### WRITTEN PROBLEM
From the listing below, pull each line that includes "discipline".

### INPUT

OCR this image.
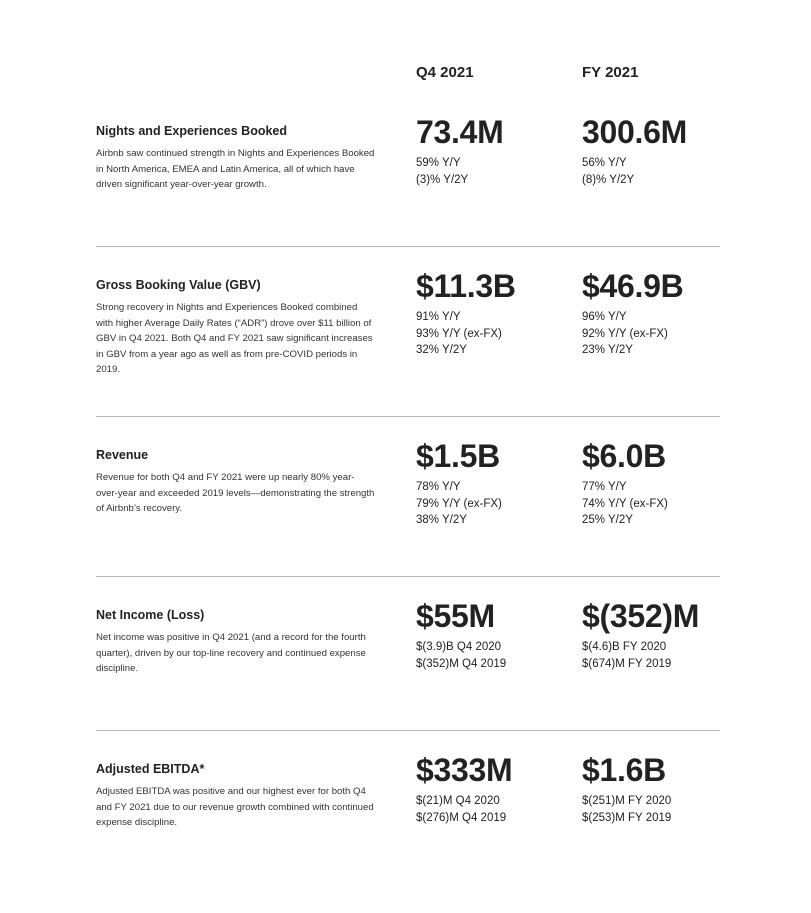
Q4 2021	FY 2021
Nights and Experiences Booked
Airbnb saw continued strength in Nights and Experiences Booked in North America, EMEA and Latin America, all of which have driven significant year-over-year growth.
73.4M
59% Y/Y
(3)% Y/2Y
300.6M
56% Y/Y
(8)% Y/2Y
Gross Booking Value (GBV)
Strong recovery in Nights and Experiences Booked combined with higher Average Daily Rates (“ADR”) drove over $11 billion of GBV in Q4 2021. Both Q4 and FY 2021 saw significant increases in GBV from a year ago as well as from pre-COVID periods in 2019.
$11.3B
91% Y/Y
93% Y/Y (ex-FX)
32% Y/2Y
$46.9B
96% Y/Y
92% Y/Y (ex-FX)
23% Y/2Y
Revenue
Revenue for both Q4 and FY 2021 were up nearly 80% year-over-year and exceeded 2019 levels—demonstrating the strength of Airbnb’s recovery.
$1.5B
78% Y/Y
79% Y/Y (ex-FX)
38% Y/2Y
$6.0B
77% Y/Y
74% Y/Y (ex-FX)
25% Y/2Y
Net Income (Loss)
Net income was positive in Q4 2021 (and a record for the fourth quarter), driven by our top-line recovery and continued expense discipline.
$55M
$(3.9)B Q4 2020
$(352)M Q4 2019
$(352)M
$(4.6)B FY 2020
$(674)M FY 2019
Adjusted EBITDA*
Adjusted EBITDA was positive and our highest ever for both Q4 and FY 2021 due to our revenue growth combined with continued expense discipline.
$333M
$(21)M Q4 2020
$(276)M Q4 2019
$1.6B
$(251)M FY 2020
$(253)M FY 2019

### SOLUTION TO THIS TASK
Net income was positive in Q4 2021 (and a record for the fourth quarter), driven by our top-line recovery and continued expense discipline.
Adjusted EBITDA was positive and our highest ever for both Q4 and FY 2021 due to our revenue growth combined with continued expense discipline.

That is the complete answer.